PROVIDED DATA |
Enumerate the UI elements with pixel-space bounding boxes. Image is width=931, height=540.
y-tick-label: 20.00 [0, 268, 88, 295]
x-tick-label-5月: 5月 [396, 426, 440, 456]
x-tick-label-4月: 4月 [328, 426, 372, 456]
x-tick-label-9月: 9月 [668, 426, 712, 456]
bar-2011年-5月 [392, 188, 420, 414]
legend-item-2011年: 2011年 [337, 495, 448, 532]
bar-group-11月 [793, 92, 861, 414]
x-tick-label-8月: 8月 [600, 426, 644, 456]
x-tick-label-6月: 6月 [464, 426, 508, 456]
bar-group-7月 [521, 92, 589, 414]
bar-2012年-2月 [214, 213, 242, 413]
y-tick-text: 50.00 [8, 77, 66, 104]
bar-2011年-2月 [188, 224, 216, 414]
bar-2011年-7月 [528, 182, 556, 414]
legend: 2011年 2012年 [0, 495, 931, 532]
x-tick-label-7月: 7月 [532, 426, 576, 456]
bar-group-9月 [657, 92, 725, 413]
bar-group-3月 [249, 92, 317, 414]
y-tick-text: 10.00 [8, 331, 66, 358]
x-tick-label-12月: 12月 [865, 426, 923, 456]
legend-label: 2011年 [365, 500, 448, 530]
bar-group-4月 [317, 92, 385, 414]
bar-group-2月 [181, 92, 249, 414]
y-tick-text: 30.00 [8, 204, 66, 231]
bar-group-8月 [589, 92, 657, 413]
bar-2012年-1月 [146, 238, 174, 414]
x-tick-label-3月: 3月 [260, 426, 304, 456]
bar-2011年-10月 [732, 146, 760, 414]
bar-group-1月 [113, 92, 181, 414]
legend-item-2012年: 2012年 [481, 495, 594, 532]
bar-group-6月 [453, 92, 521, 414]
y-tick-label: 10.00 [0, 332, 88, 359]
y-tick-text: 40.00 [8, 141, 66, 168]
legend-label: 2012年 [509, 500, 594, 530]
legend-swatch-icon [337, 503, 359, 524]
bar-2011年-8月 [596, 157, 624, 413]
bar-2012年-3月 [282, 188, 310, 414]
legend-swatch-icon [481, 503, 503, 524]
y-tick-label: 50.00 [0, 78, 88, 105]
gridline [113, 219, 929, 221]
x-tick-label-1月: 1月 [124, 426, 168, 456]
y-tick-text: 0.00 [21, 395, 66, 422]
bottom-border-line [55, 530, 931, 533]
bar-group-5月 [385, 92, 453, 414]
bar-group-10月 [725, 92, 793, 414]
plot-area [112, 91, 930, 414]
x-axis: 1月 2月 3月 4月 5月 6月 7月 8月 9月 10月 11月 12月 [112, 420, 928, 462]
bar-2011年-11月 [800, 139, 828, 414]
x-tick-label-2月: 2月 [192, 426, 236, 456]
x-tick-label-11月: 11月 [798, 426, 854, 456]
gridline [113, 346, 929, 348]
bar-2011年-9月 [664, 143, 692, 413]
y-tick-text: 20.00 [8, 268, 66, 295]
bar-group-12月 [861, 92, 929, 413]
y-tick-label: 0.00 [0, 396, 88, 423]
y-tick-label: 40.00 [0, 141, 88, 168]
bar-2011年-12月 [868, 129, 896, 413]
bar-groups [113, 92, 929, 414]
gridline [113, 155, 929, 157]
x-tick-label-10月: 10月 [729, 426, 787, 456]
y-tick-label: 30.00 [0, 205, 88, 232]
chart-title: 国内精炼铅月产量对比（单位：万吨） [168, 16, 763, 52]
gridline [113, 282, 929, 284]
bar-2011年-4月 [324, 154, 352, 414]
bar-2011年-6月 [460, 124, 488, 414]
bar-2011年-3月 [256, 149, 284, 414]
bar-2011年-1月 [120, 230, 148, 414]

WHAT THE TASK ASKS | Copy out every line of the entries above verbatim.

CORRECT OUTPUT |
Enumerate the UI elements with pixel-space bounding boxes. Image is width=931, height=540.
y-tick-label: 20.00 [0, 268, 88, 295]
x-tick-label-5月: 5月 [396, 426, 440, 456]
x-tick-label-4月: 4月 [328, 426, 372, 456]
x-tick-label-9月: 9月 [668, 426, 712, 456]
bar-2011年-5月 [392, 188, 420, 414]
legend-item-2011年: 2011年 [337, 495, 448, 532]
bar-group-11月 [793, 92, 861, 414]
x-tick-label-8月: 8月 [600, 426, 644, 456]
x-tick-label-6月: 6月 [464, 426, 508, 456]
bar-group-7月 [521, 92, 589, 414]
bar-2012年-2月 [214, 213, 242, 413]
y-tick-text: 50.00 [8, 77, 66, 104]
bar-2011年-2月 [188, 224, 216, 414]
bar-2011年-7月 [528, 182, 556, 414]
legend: 2011年 2012年 [0, 495, 931, 532]
x-tick-label-7月: 7月 [532, 426, 576, 456]
bar-group-9月 [657, 92, 725, 413]
bar-group-3月 [249, 92, 317, 414]
y-tick-text: 10.00 [8, 331, 66, 358]
x-tick-label-12月: 12月 [865, 426, 923, 456]
legend-label: 2011年 [365, 500, 448, 530]
bar-group-4月 [317, 92, 385, 414]
bar-group-2月 [181, 92, 249, 414]
y-tick-text: 30.00 [8, 204, 66, 231]
bar-group-8月 [589, 92, 657, 413]
bar-2012年-1月 [146, 238, 174, 414]
x-tick-label-3月: 3月 [260, 426, 304, 456]
bar-2011年-10月 [732, 146, 760, 414]
bar-group-1月 [113, 92, 181, 414]
legend-item-2012年: 2012年 [481, 495, 594, 532]
bar-group-6月 [453, 92, 521, 414]
y-tick-label: 10.00 [0, 332, 88, 359]
y-tick-text: 40.00 [8, 141, 66, 168]
legend-label: 2012年 [509, 500, 594, 530]
legend-swatch-icon [337, 503, 359, 524]
bar-2011年-8月 [596, 157, 624, 413]
bar-2012年-3月 [282, 188, 310, 414]
legend-swatch-icon [481, 503, 503, 524]
y-tick-label: 50.00 [0, 78, 88, 105]
gridline [113, 219, 929, 221]
x-tick-label-1月: 1月 [124, 426, 168, 456]
y-tick-text: 0.00 [21, 395, 66, 422]
bottom-border-line [55, 530, 931, 533]
bar-group-5月 [385, 92, 453, 414]
bar-group-10月 [725, 92, 793, 414]
plot-area [112, 91, 930, 414]
x-axis: 1月 2月 3月 4月 5月 6月 7月 8月 9月 10月 11月 12月 [112, 420, 928, 462]
bar-2011年-11月 [800, 139, 828, 414]
x-tick-label-2月: 2月 [192, 426, 236, 456]
x-tick-label-11月: 11月 [798, 426, 854, 456]
gridline [113, 346, 929, 348]
bar-2011年-9月 [664, 143, 692, 413]
y-tick-text: 20.00 [8, 268, 66, 295]
bar-group-12月 [861, 92, 929, 413]
y-tick-label: 0.00 [0, 396, 88, 423]
y-tick-label: 40.00 [0, 141, 88, 168]
bar-2011年-12月 [868, 129, 896, 413]
bar-groups [113, 92, 929, 414]
gridline [113, 155, 929, 157]
x-tick-label-10月: 10月 [729, 426, 787, 456]
y-tick-label: 30.00 [0, 205, 88, 232]
chart-title: 国内精炼铅月产量对比（单位：万吨） [168, 16, 763, 52]
gridline [113, 282, 929, 284]
bar-2011年-4月 [324, 154, 352, 414]
bar-2011年-6月 [460, 124, 488, 414]
bar-2011年-3月 [256, 149, 284, 414]
bar-2011年-1月 [120, 230, 148, 414]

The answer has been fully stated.